§ Problem
List each line in which the string "scanning" appears.

## start Data for this task

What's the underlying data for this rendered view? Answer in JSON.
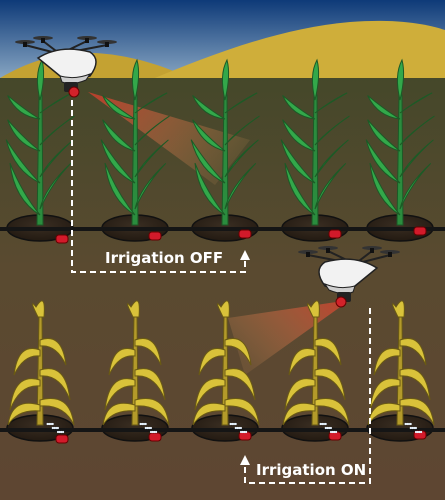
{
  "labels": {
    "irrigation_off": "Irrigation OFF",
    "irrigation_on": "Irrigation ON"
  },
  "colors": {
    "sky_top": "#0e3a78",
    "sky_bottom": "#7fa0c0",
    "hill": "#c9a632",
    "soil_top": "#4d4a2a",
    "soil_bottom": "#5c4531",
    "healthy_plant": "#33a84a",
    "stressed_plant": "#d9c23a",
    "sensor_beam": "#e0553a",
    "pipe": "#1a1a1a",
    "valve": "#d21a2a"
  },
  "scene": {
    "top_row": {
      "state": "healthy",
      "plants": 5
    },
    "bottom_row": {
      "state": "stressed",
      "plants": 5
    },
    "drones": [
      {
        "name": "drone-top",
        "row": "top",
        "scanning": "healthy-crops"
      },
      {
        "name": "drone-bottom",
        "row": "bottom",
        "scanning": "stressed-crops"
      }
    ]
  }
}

## end Data for this task

§ Finished exercise
        "scanning": "healthy-crops"
        "scanning": "stressed-crops"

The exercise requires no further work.